▼▼▼
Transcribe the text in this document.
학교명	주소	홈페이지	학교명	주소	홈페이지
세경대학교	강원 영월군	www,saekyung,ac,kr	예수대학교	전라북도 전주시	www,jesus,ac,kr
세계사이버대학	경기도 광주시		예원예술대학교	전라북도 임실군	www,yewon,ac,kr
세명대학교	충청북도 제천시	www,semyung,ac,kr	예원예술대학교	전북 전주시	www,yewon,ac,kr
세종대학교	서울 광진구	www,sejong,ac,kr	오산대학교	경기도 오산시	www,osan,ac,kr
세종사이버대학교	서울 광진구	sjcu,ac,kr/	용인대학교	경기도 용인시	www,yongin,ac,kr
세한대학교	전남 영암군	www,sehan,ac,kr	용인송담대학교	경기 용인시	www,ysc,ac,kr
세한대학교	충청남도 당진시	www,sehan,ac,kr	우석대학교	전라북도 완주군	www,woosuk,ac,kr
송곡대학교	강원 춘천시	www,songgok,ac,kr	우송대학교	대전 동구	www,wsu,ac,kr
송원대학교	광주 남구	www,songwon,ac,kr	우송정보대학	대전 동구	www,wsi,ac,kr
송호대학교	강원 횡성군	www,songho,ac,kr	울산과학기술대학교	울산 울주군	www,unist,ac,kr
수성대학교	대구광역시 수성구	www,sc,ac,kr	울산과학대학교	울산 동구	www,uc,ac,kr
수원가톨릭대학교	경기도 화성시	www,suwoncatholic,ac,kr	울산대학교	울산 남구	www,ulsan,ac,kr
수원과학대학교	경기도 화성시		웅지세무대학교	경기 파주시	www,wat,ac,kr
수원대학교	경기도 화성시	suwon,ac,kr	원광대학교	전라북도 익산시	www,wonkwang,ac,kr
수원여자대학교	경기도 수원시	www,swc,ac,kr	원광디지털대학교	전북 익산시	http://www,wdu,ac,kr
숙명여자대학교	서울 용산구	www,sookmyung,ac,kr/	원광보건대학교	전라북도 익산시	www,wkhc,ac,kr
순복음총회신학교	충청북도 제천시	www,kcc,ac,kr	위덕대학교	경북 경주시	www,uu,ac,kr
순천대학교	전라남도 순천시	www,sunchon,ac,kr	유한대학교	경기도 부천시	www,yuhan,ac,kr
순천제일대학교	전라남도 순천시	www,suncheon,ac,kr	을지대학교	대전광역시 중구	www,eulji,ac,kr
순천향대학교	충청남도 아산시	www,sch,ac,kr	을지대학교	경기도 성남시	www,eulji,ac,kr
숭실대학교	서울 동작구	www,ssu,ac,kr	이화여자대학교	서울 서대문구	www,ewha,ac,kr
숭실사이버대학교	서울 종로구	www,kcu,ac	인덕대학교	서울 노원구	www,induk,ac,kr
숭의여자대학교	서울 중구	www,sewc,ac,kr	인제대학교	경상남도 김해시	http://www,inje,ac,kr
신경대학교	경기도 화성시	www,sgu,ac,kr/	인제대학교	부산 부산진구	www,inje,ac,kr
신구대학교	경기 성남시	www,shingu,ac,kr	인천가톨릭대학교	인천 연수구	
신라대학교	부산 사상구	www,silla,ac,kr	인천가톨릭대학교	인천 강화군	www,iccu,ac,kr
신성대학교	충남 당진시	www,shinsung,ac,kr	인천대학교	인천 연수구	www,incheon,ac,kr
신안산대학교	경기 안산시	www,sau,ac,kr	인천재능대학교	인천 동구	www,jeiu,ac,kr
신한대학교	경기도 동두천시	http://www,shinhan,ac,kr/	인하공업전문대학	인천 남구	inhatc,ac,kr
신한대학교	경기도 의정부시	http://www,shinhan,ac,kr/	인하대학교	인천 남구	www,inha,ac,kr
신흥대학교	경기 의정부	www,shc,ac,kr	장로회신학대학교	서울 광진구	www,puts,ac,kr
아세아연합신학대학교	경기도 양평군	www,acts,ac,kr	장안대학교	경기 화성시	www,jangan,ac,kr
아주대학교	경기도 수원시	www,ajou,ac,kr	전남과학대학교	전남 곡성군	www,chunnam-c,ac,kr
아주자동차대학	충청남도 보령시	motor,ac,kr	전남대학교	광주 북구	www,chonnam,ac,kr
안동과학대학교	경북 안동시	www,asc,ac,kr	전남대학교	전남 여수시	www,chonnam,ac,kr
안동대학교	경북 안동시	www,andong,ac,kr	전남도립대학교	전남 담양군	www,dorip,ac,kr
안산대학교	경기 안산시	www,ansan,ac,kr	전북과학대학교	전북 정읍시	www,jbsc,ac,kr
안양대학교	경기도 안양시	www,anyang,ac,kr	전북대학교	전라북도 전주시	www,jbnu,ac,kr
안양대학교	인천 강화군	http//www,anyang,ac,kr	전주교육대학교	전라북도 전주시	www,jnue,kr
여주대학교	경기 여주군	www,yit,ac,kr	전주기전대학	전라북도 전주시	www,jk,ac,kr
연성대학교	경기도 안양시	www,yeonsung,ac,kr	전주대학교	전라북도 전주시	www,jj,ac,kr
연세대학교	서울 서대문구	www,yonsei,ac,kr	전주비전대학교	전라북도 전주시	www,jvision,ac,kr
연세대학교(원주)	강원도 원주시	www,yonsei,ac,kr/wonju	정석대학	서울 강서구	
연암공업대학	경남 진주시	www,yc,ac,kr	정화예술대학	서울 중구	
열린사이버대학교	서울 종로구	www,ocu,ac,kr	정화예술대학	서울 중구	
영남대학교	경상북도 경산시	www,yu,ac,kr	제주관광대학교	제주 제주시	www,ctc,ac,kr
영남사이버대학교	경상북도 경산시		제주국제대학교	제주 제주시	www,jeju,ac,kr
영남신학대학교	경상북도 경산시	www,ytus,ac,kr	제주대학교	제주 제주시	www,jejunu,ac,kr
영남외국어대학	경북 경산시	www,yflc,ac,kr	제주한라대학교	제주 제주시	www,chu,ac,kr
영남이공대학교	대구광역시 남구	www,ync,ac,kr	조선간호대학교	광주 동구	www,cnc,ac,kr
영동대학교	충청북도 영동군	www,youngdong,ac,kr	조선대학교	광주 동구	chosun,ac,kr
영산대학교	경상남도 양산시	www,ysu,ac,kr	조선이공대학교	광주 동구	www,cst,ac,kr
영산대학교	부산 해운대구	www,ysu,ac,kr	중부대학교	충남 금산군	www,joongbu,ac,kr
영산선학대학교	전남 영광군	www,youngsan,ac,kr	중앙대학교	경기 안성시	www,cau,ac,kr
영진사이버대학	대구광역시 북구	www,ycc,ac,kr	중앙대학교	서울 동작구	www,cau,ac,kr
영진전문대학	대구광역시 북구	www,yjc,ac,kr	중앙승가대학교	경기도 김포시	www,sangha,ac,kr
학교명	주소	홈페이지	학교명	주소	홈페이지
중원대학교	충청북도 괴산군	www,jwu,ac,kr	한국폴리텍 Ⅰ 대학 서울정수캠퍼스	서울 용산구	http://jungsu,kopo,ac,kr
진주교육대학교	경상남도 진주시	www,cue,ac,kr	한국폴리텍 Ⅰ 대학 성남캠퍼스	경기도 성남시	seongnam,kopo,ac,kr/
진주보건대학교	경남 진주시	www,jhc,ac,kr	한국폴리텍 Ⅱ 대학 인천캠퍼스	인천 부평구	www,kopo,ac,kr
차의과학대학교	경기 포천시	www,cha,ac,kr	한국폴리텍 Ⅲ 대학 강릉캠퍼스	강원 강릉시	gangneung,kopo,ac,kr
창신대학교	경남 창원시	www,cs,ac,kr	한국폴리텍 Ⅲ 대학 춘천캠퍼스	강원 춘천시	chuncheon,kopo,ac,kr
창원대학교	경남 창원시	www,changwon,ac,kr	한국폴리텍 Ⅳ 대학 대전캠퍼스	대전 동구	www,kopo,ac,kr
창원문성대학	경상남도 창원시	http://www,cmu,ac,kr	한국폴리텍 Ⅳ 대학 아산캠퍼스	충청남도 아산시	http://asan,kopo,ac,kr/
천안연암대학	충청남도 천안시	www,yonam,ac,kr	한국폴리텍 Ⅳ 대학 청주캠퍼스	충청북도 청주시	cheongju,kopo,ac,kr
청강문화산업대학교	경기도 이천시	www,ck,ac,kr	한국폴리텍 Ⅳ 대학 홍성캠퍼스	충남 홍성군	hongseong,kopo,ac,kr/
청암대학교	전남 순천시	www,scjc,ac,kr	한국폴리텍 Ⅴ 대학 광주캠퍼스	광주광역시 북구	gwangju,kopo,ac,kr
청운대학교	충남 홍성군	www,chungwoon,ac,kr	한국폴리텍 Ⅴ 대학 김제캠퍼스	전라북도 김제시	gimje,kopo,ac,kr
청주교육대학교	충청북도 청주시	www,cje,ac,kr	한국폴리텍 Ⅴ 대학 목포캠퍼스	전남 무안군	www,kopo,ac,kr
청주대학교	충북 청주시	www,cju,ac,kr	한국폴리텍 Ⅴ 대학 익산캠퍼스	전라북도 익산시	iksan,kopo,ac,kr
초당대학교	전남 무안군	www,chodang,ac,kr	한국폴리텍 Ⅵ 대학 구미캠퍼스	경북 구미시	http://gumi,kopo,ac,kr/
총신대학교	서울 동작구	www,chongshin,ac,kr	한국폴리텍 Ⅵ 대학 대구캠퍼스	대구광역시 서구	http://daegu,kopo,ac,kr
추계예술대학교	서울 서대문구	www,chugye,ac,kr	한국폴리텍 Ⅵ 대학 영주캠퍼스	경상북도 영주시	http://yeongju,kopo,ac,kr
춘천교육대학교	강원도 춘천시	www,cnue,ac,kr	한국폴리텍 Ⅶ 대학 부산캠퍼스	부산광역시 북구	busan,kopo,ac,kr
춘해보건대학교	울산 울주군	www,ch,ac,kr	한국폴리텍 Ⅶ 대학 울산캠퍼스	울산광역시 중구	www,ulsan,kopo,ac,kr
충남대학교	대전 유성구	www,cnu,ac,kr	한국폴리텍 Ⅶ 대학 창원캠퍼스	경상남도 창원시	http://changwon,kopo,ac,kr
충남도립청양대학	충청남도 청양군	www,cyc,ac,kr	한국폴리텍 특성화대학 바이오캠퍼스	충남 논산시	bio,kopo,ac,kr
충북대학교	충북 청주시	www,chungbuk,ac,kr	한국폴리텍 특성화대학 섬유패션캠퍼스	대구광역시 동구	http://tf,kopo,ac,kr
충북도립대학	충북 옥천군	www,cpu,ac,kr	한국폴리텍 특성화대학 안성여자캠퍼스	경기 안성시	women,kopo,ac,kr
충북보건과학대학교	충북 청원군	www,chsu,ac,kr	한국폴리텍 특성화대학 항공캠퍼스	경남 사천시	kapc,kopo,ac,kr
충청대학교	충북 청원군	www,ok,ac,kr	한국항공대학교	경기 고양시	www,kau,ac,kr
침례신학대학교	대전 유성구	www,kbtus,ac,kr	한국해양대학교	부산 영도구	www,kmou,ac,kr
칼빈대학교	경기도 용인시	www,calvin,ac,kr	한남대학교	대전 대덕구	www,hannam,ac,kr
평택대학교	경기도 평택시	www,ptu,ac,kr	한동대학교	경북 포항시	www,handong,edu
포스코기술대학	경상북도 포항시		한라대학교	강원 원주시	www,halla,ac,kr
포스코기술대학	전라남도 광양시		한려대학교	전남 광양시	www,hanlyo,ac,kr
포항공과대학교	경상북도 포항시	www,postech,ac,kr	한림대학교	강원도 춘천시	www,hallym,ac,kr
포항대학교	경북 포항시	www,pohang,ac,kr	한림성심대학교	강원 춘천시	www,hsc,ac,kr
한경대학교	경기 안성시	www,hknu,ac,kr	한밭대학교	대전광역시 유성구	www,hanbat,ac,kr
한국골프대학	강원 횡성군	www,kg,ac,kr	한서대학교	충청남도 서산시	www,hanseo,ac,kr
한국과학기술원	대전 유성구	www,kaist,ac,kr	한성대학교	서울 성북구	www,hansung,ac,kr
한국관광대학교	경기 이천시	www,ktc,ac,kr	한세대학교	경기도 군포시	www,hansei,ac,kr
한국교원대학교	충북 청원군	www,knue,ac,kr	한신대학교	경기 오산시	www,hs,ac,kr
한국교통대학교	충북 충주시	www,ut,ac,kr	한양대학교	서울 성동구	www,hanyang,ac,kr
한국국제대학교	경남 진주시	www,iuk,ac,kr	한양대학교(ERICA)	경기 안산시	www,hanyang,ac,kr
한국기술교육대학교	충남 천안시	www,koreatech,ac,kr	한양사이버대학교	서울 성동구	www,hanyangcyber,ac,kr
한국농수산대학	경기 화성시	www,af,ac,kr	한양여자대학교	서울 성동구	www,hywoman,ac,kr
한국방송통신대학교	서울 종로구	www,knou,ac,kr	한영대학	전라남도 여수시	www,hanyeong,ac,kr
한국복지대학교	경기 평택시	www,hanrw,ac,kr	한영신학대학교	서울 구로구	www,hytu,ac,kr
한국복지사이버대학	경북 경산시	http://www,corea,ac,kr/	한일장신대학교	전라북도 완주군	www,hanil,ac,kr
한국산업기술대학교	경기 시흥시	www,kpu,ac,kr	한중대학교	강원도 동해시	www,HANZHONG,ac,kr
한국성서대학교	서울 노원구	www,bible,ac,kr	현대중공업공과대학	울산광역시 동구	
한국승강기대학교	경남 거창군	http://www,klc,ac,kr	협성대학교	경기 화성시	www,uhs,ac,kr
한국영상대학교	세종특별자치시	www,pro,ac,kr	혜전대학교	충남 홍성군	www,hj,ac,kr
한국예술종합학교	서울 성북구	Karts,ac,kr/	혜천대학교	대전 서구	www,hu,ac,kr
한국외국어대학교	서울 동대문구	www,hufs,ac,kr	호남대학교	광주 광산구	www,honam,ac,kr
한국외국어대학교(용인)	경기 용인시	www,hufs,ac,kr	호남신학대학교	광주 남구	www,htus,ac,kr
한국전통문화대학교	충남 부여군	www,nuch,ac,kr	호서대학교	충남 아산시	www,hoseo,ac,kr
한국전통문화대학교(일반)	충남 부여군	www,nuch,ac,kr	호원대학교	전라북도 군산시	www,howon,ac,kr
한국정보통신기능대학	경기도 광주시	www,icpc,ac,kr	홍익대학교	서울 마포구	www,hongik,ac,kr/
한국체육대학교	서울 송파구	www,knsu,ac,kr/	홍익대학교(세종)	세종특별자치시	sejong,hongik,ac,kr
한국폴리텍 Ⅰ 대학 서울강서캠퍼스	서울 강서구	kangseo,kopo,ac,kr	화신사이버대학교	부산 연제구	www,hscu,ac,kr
▲▲▲
Given request:
Check each line of the records above for "홍익대학교", and copy those that have it.

Answer to this task:
한국정보통신기능대학	경기도 광주시	www,icpc,ac,kr	홍익대학교	서울 마포구	www,hongik,ac,kr/
한국체육대학교	서울 송파구	www,knsu,ac,kr/	홍익대학교(세종)	세종특별자치시	sejong,hongik,ac,kr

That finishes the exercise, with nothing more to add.